**Data rows:**
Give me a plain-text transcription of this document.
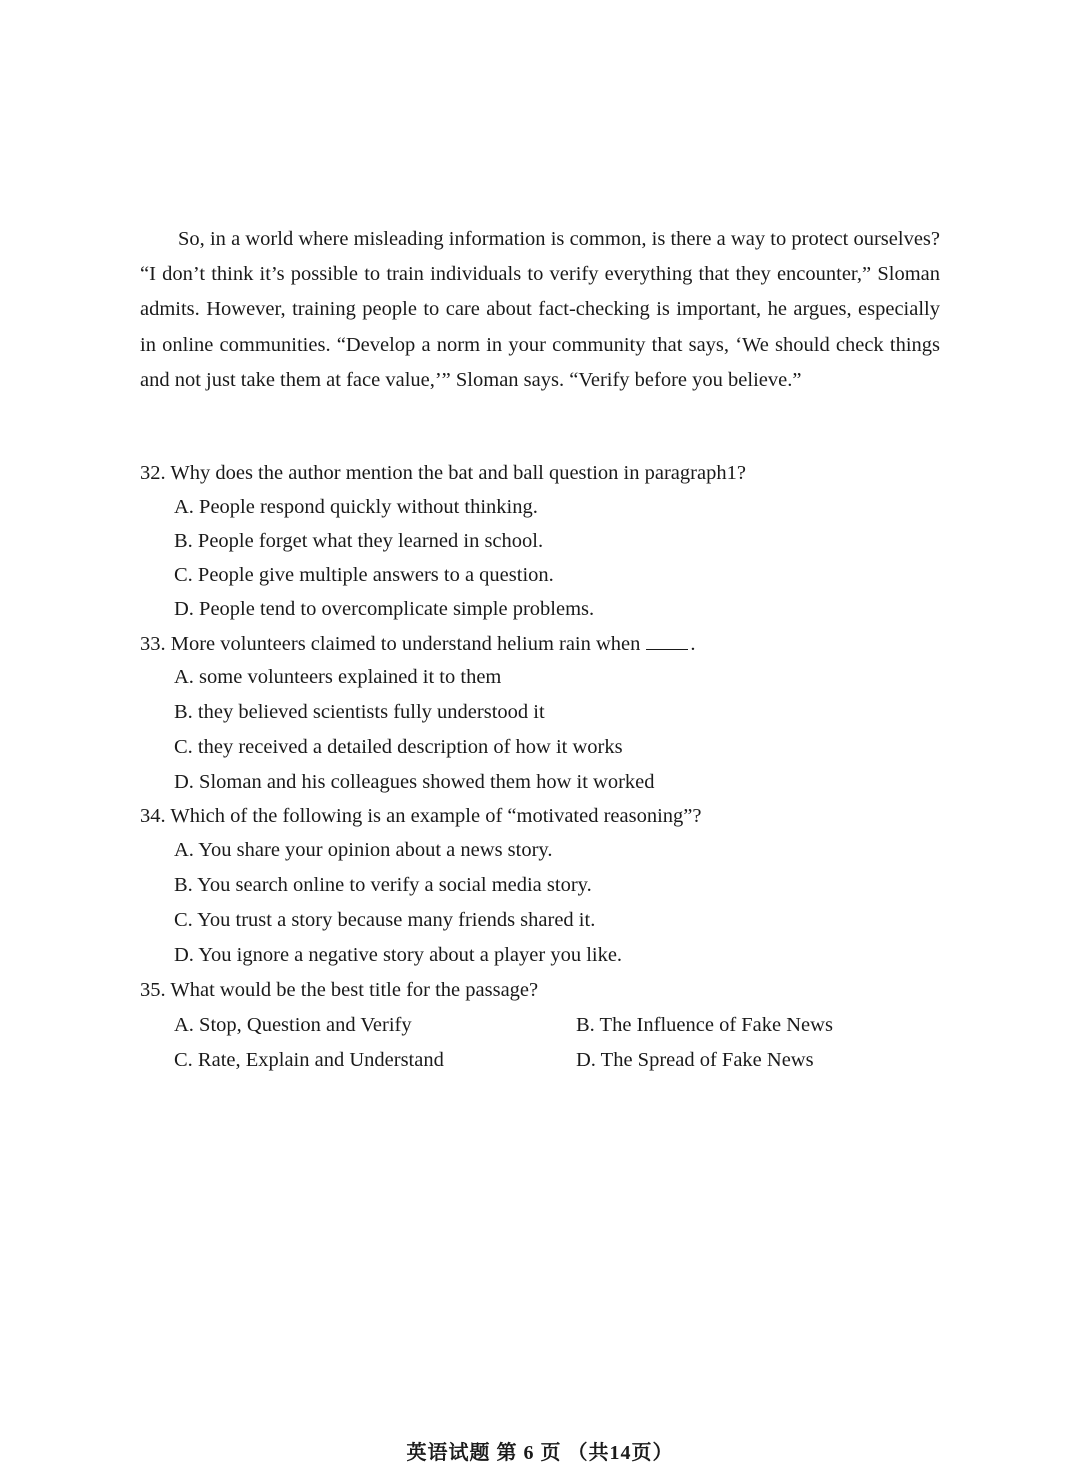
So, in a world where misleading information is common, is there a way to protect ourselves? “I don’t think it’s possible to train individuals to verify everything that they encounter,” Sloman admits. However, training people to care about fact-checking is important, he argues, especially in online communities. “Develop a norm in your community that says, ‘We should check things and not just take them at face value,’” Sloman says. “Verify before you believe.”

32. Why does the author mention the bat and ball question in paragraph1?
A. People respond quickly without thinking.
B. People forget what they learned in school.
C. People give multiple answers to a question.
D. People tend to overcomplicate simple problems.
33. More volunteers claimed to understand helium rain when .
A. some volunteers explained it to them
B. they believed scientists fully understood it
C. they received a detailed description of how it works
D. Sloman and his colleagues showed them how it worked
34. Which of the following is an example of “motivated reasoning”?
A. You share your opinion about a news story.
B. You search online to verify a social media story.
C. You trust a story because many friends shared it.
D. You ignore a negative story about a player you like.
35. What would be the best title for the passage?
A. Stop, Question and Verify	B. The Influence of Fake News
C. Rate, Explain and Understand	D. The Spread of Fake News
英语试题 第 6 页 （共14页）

**Written instruction:**
Exclude the pictures and transcribe all of the entries exactly.

**Problem solution:**
Give me a plain-text transcription of this document.
So, in a world where misleading information is common, is there a way to protect ourselves? “I don’t think it’s possible to train individuals to verify everything that they encounter,” Sloman admits. However, training people to care about fact-checking is important, he argues, especially in online communities. “Develop a norm in your community that says, ‘We should check things and not just take them at face value,’” Sloman says. “Verify before you believe.”

32. Why does the author mention the bat and ball question in paragraph1?
A. People respond quickly without thinking.
B. People forget what they learned in school.
C. People give multiple answers to a question.
D. People tend to overcomplicate simple problems.
33. More volunteers claimed to understand helium rain when .
A. some volunteers explained it to them
B. they believed scientists fully understood it
C. they received a detailed description of how it works
D. Sloman and his colleagues showed them how it worked
34. Which of the following is an example of “motivated reasoning”?
A. You share your opinion about a news story.
B. You search online to verify a social media story.
C. You trust a story because many friends shared it.
D. You ignore a negative story about a player you like.
35. What would be the best title for the passage?
A. Stop, Question and Verify	B. The Influence of Fake News
C. Rate, Explain and Understand	D. The Spread of Fake News
英语试题 第 6 页 （共14页）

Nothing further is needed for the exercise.